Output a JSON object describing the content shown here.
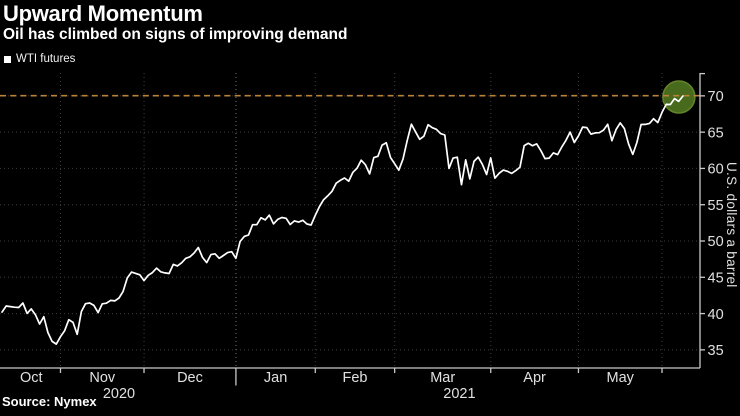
{
  "header": {
    "title": "Upward Momentum",
    "subtitle": "Oil has climbed on signs of improving demand"
  },
  "legend": {
    "label": "WTI futures",
    "swatch_color": "#ffffff"
  },
  "source": {
    "text": "Source: Nymex"
  },
  "chart_data": {
    "type": "line",
    "title": "Upward Momentum",
    "subtitle": "Oil has climbed on signs of improving demand",
    "ylabel": "U.S. dollars a barrel",
    "xlabel": "",
    "legend_position": "top-left",
    "grid": {
      "on": true,
      "color": "#3d3d3d",
      "year_boundary_color": "#757575"
    },
    "axis_color": "#c9c9c9",
    "tick_label_color": "#e0e0e0",
    "ylim": [
      32.5,
      73.15
    ],
    "y_ticks": [
      35,
      40,
      45,
      50,
      55,
      60,
      65,
      70
    ],
    "months": [
      {
        "label": "Oct",
        "year": "2020",
        "days": 14
      },
      {
        "label": "Nov",
        "year": "2020",
        "days": 20
      },
      {
        "label": "Dec",
        "year": "2020",
        "days": 22
      },
      {
        "label": "Jan",
        "year": "2021",
        "days": 19
      },
      {
        "label": "Feb",
        "year": "2021",
        "days": 19
      },
      {
        "label": "Mar",
        "year": "2021",
        "days": 23
      },
      {
        "label": "Apr",
        "year": "2021",
        "days": 21
      },
      {
        "label": "May",
        "year": "2021",
        "days": 20
      },
      {
        "label": "",
        "year": "2021",
        "days": 6
      }
    ],
    "year_labels": [
      "2020",
      "2021"
    ],
    "reference_line": {
      "value": 70.03,
      "color": "#b98237",
      "style": "dashed"
    },
    "highlight": {
      "shape": "circle",
      "color": "#486a1c",
      "edge_color": "#64832c",
      "radius": 16,
      "at": "last-point"
    },
    "series": [
      {
        "name": "WTI futures",
        "color": "#ffffff",
        "values": [
          40.2,
          41.04,
          40.96,
          40.88,
          40.83,
          41.46,
          40.03,
          40.64,
          39.85,
          38.56,
          39.57,
          37.39,
          36.17,
          35.79,
          36.81,
          37.66,
          39.15,
          38.79,
          37.14,
          40.29,
          41.36,
          41.45,
          41.12,
          40.13,
          41.34,
          41.43,
          41.82,
          41.74,
          42.15,
          43.06,
          44.91,
          45.71,
          45.53,
          45.34,
          44.55,
          45.28,
          45.64,
          46.26,
          45.76,
          45.6,
          45.52,
          46.78,
          46.57,
          46.99,
          47.62,
          47.82,
          48.36,
          49.1,
          47.74,
          47.02,
          48.12,
          48.23,
          47.62,
          48.0,
          48.4,
          48.52,
          47.62,
          49.93,
          50.63,
          50.83,
          52.24,
          52.25,
          53.21,
          52.91,
          53.57,
          52.36,
          52.98,
          53.24,
          53.13,
          52.27,
          52.77,
          52.61,
          52.85,
          52.34,
          52.2,
          53.55,
          54.76,
          55.69,
          56.23,
          56.85,
          57.97,
          58.36,
          58.68,
          58.24,
          59.47,
          60.05,
          61.14,
          60.52,
          59.24,
          61.49,
          61.67,
          63.22,
          63.53,
          61.5,
          60.64,
          59.75,
          61.28,
          63.83,
          66.09,
          65.05,
          64.01,
          64.44,
          66.02,
          65.61,
          65.39,
          64.8,
          64.6,
          60.0,
          61.42,
          61.55,
          57.76,
          61.18,
          58.56,
          60.97,
          61.56,
          60.55,
          59.16,
          61.45,
          58.65,
          59.33,
          59.77,
          59.6,
          59.32,
          59.7,
          60.18,
          63.15,
          63.46,
          63.13,
          63.38,
          62.44,
          61.35,
          61.43,
          62.14,
          61.91,
          62.94,
          63.86,
          65.01,
          63.58,
          64.49,
          65.69,
          65.63,
          64.71,
          64.9,
          64.92,
          65.28,
          66.08,
          63.82,
          65.37,
          66.27,
          65.49,
          63.36,
          61.94,
          63.58,
          66.05,
          66.07,
          66.21,
          66.85,
          66.32,
          67.72,
          68.83,
          68.81,
          69.62,
          69.23,
          69.98
        ]
      }
    ]
  }
}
* * * * * * * * *
[EXERCISE DESCRIPTION]
Set every line down exactly as written, leaving each picture out.

[EXERCISE SOLUTION]
Output a JSON object describing the content shown here.
{
  "header": {
    "title": "Upward Momentum",
    "subtitle": "Oil has climbed on signs of improving demand"
  },
  "legend": {
    "label": "WTI futures",
    "swatch_color": "#ffffff"
  },
  "source": {
    "text": "Source: Nymex"
  },
  "chart_data": {
    "type": "line",
    "title": "Upward Momentum",
    "subtitle": "Oil has climbed on signs of improving demand",
    "ylabel": "U.S. dollars a barrel",
    "xlabel": "",
    "legend_position": "top-left",
    "grid": {
      "on": true,
      "color": "#3d3d3d",
      "year_boundary_color": "#757575"
    },
    "axis_color": "#c9c9c9",
    "tick_label_color": "#e0e0e0",
    "ylim": [
      32.5,
      73.15
    ],
    "y_ticks": [
      35,
      40,
      45,
      50,
      55,
      60,
      65,
      70
    ],
    "months": [
      {
        "label": "Oct",
        "year": "2020",
        "days": 14
      },
      {
        "label": "Nov",
        "year": "2020",
        "days": 20
      },
      {
        "label": "Dec",
        "year": "2020",
        "days": 22
      },
      {
        "label": "Jan",
        "year": "2021",
        "days": 19
      },
      {
        "label": "Feb",
        "year": "2021",
        "days": 19
      },
      {
        "label": "Mar",
        "year": "2021",
        "days": 23
      },
      {
        "label": "Apr",
        "year": "2021",
        "days": 21
      },
      {
        "label": "May",
        "year": "2021",
        "days": 20
      },
      {
        "label": "",
        "year": "2021",
        "days": 6
      }
    ],
    "year_labels": [
      "2020",
      "2021"
    ],
    "reference_line": {
      "value": 70.03,
      "color": "#b98237",
      "style": "dashed"
    },
    "highlight": {
      "shape": "circle",
      "color": "#486a1c",
      "edge_color": "#64832c",
      "radius": 16,
      "at": "last-point"
    },
    "series": [
      {
        "name": "WTI futures",
        "color": "#ffffff",
        "values": [
          40.2,
          41.04,
          40.96,
          40.88,
          40.83,
          41.46,
          40.03,
          40.64,
          39.85,
          38.56,
          39.57,
          37.39,
          36.17,
          35.79,
          36.81,
          37.66,
          39.15,
          38.79,
          37.14,
          40.29,
          41.36,
          41.45,
          41.12,
          40.13,
          41.34,
          41.43,
          41.82,
          41.74,
          42.15,
          43.06,
          44.91,
          45.71,
          45.53,
          45.34,
          44.55,
          45.28,
          45.64,
          46.26,
          45.76,
          45.6,
          45.52,
          46.78,
          46.57,
          46.99,
          47.62,
          47.82,
          48.36,
          49.1,
          47.74,
          47.02,
          48.12,
          48.23,
          47.62,
          48.0,
          48.4,
          48.52,
          47.62,
          49.93,
          50.63,
          50.83,
          52.24,
          52.25,
          53.21,
          52.91,
          53.57,
          52.36,
          52.98,
          53.24,
          53.13,
          52.27,
          52.77,
          52.61,
          52.85,
          52.34,
          52.2,
          53.55,
          54.76,
          55.69,
          56.23,
          56.85,
          57.97,
          58.36,
          58.68,
          58.24,
          59.47,
          60.05,
          61.14,
          60.52,
          59.24,
          61.49,
          61.67,
          63.22,
          63.53,
          61.5,
          60.64,
          59.75,
          61.28,
          63.83,
          66.09,
          65.05,
          64.01,
          64.44,
          66.02,
          65.61,
          65.39,
          64.8,
          64.6,
          60.0,
          61.42,
          61.55,
          57.76,
          61.18,
          58.56,
          60.97,
          61.56,
          60.55,
          59.16,
          61.45,
          58.65,
          59.33,
          59.77,
          59.6,
          59.32,
          59.7,
          60.18,
          63.15,
          63.46,
          63.13,
          63.38,
          62.44,
          61.35,
          61.43,
          62.14,
          61.91,
          62.94,
          63.86,
          65.01,
          63.58,
          64.49,
          65.69,
          65.63,
          64.71,
          64.9,
          64.92,
          65.28,
          66.08,
          63.82,
          65.37,
          66.27,
          65.49,
          63.36,
          61.94,
          63.58,
          66.05,
          66.07,
          66.21,
          66.85,
          66.32,
          67.72,
          68.83,
          68.81,
          69.62,
          69.23,
          69.98
        ]
      }
    ]
  }
}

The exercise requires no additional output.